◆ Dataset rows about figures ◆
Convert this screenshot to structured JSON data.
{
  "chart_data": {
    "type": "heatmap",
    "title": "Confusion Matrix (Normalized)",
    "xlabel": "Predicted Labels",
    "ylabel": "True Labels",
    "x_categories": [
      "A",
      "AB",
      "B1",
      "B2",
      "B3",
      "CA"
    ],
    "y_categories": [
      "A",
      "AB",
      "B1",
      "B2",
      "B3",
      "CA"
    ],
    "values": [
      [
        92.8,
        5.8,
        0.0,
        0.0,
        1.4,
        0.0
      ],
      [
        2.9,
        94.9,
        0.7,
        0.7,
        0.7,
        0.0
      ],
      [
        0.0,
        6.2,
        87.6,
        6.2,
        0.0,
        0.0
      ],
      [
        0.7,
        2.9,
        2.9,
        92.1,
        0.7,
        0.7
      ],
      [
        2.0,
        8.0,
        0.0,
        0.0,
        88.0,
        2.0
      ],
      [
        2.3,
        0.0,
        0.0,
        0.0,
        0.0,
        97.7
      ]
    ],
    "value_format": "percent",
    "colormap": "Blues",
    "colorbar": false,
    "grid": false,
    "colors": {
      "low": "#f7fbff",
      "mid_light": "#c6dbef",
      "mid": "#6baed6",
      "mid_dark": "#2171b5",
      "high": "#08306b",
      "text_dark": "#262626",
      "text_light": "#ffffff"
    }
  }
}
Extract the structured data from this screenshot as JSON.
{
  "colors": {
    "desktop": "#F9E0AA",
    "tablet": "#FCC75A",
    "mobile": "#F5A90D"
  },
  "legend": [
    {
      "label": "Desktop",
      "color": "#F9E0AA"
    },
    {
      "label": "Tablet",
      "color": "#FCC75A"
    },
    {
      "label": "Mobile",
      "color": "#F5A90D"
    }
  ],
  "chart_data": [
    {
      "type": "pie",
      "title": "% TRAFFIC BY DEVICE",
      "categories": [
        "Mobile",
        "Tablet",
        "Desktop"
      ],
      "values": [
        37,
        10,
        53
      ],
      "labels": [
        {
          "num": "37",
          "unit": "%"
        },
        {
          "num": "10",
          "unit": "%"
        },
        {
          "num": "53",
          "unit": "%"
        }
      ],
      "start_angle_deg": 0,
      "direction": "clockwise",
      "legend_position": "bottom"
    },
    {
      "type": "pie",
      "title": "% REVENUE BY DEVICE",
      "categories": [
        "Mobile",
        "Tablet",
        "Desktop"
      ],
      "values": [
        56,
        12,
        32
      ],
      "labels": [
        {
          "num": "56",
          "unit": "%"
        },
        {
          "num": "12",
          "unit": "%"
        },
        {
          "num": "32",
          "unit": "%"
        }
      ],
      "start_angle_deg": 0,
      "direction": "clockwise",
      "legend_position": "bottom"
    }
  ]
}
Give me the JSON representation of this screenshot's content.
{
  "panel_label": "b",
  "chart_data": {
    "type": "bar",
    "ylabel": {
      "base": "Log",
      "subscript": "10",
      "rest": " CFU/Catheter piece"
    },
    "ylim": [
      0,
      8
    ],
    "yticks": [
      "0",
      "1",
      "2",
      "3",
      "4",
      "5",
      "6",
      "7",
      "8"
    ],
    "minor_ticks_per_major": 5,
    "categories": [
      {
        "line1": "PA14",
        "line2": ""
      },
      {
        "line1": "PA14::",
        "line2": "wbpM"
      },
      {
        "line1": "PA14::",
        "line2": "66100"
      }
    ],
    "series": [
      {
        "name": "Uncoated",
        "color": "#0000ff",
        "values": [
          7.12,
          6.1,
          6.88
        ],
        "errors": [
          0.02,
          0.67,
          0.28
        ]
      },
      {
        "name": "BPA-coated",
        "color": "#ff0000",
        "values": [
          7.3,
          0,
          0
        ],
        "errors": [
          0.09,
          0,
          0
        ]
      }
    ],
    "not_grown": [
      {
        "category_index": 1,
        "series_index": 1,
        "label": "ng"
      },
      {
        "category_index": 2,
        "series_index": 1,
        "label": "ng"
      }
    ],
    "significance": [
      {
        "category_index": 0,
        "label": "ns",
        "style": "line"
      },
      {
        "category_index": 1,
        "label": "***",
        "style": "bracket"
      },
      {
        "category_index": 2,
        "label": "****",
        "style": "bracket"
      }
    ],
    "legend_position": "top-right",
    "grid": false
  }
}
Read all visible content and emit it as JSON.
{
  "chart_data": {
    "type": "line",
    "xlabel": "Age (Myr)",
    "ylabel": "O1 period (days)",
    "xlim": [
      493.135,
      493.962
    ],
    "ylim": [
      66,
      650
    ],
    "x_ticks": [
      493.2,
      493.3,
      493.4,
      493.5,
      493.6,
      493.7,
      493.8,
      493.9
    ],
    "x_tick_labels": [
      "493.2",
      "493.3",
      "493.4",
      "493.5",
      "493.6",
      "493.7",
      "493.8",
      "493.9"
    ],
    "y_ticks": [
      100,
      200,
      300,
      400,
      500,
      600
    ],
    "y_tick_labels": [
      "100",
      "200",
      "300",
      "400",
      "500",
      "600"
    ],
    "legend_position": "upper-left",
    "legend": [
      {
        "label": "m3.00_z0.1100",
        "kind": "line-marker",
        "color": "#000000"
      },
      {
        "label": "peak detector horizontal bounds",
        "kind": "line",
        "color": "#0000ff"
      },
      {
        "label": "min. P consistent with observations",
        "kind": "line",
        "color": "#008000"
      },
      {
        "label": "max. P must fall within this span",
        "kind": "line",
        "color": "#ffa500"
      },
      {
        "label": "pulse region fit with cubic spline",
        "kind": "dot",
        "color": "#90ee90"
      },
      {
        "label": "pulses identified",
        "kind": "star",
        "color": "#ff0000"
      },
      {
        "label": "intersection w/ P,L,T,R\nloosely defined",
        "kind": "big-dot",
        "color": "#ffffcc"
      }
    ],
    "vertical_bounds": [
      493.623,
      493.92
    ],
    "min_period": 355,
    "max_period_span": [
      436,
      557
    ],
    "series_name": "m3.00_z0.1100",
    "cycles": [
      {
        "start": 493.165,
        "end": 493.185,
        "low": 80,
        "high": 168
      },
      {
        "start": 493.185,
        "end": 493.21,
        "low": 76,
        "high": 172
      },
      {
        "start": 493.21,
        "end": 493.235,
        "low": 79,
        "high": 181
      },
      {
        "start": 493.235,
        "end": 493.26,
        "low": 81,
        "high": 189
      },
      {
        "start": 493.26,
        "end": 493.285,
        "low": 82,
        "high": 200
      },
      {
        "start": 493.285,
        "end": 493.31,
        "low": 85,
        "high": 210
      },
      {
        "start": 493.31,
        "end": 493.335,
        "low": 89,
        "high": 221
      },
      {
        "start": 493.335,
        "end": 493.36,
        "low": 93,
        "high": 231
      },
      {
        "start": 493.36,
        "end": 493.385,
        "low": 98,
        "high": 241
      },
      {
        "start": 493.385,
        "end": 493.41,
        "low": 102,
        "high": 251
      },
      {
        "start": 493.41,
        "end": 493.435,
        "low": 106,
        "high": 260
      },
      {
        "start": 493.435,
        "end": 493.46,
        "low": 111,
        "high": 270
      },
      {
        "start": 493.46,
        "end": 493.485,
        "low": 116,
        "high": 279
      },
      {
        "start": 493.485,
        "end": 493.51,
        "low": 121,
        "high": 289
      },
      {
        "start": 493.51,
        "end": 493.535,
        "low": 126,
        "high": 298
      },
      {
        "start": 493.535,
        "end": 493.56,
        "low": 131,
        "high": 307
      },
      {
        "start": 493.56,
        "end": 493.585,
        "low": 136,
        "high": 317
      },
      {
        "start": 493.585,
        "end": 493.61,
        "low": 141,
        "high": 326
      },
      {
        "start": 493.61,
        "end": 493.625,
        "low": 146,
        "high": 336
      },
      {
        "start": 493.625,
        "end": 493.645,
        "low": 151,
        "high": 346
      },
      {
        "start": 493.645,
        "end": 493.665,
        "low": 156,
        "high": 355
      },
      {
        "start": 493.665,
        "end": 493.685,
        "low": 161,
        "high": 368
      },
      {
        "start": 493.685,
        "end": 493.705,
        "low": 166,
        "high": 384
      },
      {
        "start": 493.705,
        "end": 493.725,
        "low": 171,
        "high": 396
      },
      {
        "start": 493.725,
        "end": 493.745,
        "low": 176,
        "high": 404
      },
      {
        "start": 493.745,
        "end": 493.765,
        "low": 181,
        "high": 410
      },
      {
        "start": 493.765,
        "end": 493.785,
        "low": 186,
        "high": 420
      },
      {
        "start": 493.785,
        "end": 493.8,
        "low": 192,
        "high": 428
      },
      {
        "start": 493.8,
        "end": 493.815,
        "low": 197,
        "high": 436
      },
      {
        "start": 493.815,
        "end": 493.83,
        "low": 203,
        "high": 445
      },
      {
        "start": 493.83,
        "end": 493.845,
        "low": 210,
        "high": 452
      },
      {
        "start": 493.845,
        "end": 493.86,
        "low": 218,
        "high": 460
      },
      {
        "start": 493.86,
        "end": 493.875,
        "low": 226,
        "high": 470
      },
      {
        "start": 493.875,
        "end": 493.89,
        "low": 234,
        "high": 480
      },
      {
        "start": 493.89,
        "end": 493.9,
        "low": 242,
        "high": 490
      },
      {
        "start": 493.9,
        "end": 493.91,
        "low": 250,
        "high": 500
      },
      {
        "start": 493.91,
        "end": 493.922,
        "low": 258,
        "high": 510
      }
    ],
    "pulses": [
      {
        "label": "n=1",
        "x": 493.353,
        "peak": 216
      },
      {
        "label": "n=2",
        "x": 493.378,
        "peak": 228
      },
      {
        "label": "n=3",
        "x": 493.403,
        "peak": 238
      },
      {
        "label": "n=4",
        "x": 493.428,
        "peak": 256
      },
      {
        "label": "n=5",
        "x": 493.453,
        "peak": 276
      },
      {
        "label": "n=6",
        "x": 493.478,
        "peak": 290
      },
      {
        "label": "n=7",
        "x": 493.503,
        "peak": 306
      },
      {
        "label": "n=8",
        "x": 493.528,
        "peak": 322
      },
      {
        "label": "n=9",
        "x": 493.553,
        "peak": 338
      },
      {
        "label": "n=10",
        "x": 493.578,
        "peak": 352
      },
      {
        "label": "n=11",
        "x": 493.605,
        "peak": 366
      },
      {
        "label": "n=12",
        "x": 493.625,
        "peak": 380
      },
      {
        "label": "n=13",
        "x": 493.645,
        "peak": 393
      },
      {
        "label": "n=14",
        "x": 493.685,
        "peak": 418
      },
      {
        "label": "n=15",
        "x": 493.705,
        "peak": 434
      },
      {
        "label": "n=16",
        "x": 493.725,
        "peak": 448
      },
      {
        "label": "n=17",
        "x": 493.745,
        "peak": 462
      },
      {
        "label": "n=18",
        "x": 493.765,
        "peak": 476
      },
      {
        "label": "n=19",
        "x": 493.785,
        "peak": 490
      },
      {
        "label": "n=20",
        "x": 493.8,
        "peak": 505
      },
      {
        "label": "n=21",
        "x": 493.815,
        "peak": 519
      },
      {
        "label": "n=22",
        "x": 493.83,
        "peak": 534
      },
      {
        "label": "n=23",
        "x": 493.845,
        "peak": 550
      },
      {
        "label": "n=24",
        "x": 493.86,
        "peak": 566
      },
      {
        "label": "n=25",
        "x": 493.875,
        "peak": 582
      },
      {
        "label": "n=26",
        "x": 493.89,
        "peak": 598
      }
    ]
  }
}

◆ TASK ◆
Determine how many lines of the data contain the word "title", and reply with that number only.

◆ CORRECT OUTPUT ◆
3